**Exercise:** Review the material line by line. Identify and copy every line that contains the string "LIQUID".

**Dataset:**
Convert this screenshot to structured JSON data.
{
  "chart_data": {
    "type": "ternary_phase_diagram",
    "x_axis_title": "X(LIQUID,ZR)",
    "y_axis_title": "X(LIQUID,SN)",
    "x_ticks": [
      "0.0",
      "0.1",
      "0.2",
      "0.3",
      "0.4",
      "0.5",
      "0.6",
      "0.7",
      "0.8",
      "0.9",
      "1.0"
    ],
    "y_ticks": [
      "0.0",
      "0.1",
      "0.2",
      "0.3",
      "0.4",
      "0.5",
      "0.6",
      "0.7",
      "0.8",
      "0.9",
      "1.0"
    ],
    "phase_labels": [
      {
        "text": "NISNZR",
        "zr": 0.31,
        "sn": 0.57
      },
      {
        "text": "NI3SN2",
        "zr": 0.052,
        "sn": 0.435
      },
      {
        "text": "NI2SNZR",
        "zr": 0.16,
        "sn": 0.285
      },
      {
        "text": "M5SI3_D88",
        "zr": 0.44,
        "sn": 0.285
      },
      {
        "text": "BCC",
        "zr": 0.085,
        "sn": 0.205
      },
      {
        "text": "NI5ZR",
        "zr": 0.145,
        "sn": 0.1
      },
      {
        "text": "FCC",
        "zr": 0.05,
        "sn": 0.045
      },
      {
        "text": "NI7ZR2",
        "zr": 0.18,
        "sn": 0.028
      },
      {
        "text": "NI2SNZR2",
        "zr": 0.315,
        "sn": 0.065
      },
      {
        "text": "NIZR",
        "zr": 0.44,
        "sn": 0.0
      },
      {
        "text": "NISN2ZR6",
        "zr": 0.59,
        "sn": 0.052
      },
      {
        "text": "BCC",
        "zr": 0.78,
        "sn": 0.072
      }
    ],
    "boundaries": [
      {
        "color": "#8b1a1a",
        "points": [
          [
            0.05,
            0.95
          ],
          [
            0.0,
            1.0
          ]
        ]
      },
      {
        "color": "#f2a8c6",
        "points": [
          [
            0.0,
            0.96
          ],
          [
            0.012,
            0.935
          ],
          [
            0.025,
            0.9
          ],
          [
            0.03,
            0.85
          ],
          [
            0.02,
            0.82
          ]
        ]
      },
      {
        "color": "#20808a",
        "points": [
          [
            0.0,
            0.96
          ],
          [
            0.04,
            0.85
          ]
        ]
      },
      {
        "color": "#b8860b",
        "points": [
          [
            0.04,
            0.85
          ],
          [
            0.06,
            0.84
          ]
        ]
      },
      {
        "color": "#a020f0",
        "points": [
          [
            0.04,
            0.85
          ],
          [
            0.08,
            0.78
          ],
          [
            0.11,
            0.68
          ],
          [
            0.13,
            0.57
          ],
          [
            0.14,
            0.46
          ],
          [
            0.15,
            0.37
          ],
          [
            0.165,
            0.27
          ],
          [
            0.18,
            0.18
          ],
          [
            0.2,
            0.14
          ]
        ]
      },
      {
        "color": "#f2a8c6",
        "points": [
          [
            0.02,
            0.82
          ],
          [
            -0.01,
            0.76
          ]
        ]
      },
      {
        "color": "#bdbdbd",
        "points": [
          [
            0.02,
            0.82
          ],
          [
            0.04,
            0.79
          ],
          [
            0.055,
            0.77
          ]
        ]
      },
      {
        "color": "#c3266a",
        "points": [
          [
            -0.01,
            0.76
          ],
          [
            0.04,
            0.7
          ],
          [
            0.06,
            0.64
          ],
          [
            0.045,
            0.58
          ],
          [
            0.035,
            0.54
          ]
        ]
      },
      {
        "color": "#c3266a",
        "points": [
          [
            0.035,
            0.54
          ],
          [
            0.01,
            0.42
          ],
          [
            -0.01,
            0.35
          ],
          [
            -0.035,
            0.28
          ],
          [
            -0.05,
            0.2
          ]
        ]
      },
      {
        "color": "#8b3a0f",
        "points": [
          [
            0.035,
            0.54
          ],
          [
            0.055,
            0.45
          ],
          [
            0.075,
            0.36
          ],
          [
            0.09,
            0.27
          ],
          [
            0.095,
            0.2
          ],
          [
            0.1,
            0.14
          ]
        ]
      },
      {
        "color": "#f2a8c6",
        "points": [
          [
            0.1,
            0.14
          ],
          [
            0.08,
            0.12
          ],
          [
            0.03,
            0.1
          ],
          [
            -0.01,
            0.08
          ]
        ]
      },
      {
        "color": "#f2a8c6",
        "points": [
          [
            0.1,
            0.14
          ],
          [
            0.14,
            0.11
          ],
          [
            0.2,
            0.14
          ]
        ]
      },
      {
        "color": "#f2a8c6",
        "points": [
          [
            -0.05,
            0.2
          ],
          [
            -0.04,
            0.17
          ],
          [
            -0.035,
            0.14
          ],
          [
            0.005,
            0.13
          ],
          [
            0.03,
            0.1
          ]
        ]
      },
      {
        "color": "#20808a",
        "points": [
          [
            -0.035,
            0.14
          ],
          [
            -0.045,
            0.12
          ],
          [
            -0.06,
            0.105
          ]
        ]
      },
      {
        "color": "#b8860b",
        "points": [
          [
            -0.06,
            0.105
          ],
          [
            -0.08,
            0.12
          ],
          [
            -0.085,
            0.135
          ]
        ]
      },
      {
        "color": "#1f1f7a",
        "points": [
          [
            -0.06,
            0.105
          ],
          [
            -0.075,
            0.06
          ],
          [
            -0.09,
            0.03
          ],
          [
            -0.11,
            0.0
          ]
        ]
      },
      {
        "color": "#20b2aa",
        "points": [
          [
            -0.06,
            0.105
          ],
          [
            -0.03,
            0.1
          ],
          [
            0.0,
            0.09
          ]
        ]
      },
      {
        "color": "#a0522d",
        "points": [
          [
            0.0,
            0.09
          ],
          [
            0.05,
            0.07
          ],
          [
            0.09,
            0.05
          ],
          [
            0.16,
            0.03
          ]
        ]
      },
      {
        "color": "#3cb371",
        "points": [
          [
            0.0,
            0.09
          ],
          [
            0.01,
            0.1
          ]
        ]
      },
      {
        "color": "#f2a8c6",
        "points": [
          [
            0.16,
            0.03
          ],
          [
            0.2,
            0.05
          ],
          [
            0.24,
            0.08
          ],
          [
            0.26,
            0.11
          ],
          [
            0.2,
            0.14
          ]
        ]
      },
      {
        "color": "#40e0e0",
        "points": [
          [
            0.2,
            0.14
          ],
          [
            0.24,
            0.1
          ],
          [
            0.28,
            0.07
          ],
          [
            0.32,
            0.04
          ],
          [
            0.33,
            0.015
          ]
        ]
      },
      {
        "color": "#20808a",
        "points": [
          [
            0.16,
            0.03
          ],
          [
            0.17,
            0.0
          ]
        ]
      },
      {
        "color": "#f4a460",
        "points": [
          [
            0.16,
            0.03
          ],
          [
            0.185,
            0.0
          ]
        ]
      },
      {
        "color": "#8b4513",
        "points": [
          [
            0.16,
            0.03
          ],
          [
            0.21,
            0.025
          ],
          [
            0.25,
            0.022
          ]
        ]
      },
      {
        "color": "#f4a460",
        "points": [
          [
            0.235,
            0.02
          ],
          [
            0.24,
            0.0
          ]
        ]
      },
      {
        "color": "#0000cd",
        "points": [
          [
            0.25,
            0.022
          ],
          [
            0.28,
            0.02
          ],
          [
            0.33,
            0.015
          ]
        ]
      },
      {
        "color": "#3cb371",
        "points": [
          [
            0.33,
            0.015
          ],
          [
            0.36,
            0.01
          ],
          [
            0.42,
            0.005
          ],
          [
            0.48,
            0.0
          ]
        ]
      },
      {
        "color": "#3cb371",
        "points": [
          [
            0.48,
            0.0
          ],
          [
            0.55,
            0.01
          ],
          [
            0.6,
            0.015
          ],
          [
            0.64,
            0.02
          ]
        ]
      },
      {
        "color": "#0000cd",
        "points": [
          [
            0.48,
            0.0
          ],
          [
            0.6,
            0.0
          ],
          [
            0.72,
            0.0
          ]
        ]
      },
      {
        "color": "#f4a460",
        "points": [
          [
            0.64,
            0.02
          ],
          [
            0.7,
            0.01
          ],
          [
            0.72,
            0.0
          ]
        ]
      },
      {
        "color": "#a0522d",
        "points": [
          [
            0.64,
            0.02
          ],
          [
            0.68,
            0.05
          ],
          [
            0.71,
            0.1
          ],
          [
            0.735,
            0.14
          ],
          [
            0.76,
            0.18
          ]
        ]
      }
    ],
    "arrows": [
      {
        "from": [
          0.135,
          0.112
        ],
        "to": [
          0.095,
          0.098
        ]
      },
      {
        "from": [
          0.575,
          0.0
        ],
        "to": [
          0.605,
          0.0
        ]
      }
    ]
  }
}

**Output:**
    "x_axis_title": "X(LIQUID,ZR)",
    "y_axis_title": "X(LIQUID,SN)",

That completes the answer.